### Written request
Scan the entries below for the word "adquisición". Copy each line that has it.
==================================================
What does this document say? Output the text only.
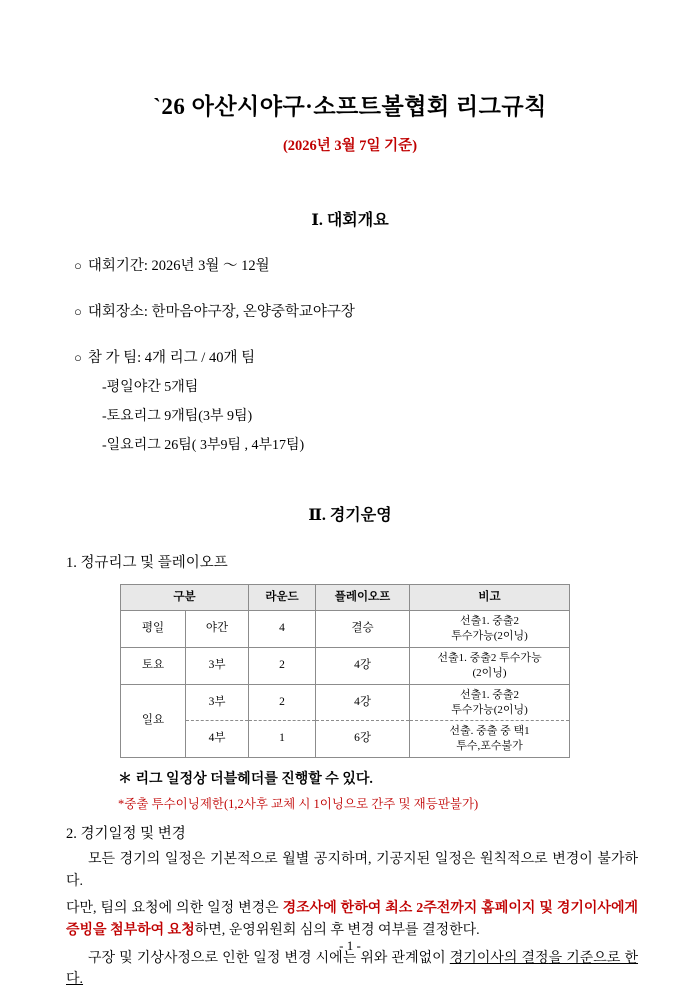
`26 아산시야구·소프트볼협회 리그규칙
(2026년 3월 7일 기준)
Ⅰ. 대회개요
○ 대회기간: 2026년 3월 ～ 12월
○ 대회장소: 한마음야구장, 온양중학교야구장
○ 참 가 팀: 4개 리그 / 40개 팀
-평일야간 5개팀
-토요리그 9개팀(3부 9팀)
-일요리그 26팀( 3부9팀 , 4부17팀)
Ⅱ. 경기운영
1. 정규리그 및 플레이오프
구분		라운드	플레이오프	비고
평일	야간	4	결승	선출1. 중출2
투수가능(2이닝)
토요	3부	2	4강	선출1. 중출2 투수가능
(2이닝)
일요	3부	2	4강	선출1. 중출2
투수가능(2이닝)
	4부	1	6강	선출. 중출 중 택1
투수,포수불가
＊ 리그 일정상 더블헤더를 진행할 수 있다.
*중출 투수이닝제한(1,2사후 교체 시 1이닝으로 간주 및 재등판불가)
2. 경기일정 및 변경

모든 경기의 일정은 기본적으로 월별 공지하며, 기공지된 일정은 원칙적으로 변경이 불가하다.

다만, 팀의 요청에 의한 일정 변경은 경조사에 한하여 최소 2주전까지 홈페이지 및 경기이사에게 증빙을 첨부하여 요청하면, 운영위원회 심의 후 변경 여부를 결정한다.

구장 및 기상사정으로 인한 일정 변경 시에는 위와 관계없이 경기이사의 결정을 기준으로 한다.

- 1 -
==================================================
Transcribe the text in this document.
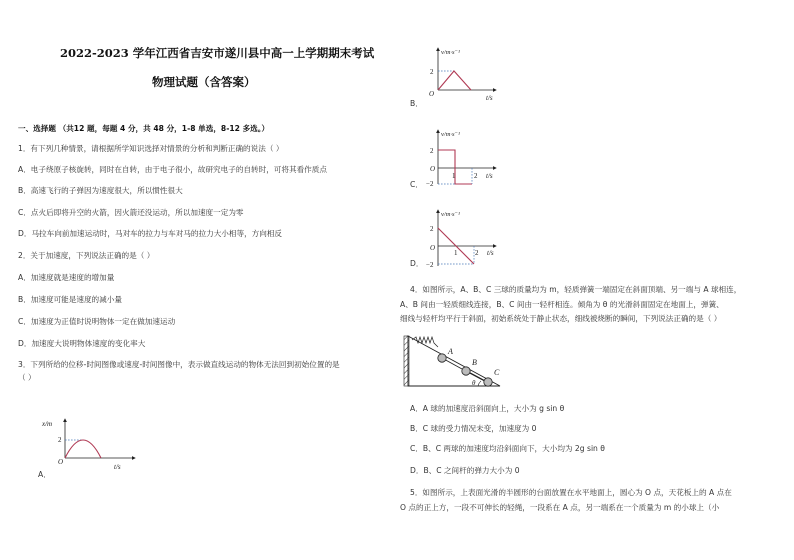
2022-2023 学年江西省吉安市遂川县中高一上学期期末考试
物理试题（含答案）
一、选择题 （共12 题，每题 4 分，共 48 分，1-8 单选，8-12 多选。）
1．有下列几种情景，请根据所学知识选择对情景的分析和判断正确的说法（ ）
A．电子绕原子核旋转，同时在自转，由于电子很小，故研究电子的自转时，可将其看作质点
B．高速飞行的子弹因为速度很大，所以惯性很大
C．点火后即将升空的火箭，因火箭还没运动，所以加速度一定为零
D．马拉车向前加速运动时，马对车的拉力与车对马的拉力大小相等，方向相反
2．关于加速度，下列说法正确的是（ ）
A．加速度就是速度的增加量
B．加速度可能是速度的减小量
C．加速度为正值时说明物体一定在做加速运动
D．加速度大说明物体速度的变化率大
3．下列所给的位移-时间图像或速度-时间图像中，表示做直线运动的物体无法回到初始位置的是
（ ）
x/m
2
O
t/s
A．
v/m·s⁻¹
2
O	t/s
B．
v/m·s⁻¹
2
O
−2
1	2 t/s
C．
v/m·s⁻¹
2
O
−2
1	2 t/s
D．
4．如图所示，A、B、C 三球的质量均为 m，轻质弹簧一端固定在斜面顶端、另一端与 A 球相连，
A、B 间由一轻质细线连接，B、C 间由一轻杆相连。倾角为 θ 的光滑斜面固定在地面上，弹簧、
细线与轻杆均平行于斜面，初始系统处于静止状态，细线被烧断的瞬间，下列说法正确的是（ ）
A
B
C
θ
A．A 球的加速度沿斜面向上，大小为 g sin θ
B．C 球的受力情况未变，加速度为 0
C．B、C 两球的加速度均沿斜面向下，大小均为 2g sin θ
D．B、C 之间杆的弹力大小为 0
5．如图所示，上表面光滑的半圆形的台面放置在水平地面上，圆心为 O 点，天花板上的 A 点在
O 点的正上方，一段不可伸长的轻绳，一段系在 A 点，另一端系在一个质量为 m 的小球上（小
==================================================
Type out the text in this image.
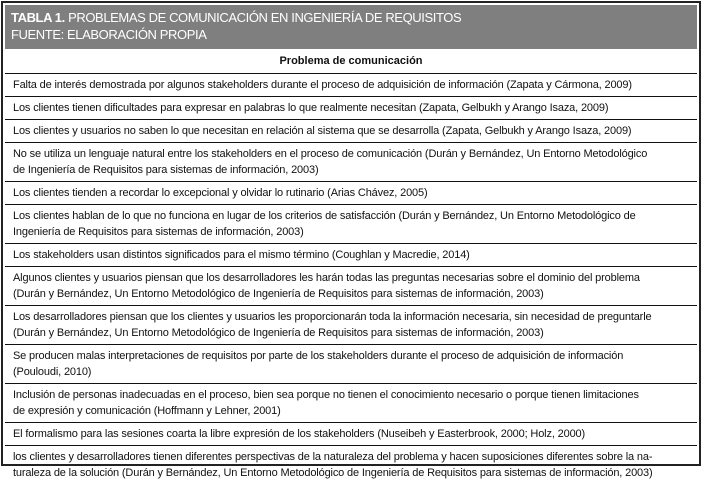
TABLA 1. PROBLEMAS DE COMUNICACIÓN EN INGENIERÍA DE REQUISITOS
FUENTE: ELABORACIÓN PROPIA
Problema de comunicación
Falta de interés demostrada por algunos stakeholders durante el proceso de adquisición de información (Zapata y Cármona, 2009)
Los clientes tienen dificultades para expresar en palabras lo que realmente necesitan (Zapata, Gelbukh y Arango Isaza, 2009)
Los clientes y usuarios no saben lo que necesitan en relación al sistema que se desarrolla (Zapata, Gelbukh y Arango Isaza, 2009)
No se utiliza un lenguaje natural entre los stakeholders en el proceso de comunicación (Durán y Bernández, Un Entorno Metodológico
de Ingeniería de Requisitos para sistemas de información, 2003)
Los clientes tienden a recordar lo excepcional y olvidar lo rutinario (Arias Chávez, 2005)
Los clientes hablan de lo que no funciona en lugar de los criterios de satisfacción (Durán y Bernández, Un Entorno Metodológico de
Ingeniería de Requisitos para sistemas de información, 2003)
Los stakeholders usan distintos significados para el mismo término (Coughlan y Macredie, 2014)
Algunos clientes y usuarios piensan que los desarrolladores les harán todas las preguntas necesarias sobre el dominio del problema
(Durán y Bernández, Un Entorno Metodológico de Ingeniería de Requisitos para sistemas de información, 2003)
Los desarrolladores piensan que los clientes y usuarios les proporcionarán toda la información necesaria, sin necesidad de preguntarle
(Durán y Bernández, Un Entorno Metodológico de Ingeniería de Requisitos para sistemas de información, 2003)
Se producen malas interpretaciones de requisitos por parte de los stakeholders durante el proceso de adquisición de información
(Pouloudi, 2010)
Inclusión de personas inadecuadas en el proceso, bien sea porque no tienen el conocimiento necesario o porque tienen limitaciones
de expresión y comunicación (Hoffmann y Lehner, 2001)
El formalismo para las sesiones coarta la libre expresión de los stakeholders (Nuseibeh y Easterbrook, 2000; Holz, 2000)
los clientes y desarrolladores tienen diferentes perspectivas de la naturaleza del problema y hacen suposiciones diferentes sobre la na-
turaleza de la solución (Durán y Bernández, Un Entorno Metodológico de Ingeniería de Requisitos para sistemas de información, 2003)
==================================================
### Task result
Falta de interés demostrada por algunos stakeholders durante el proceso de adquisición de información (Zapata y Cármona, 2009)
Se producen malas interpretaciones de requisitos por parte de los stakeholders durante el proceso de adquisición de información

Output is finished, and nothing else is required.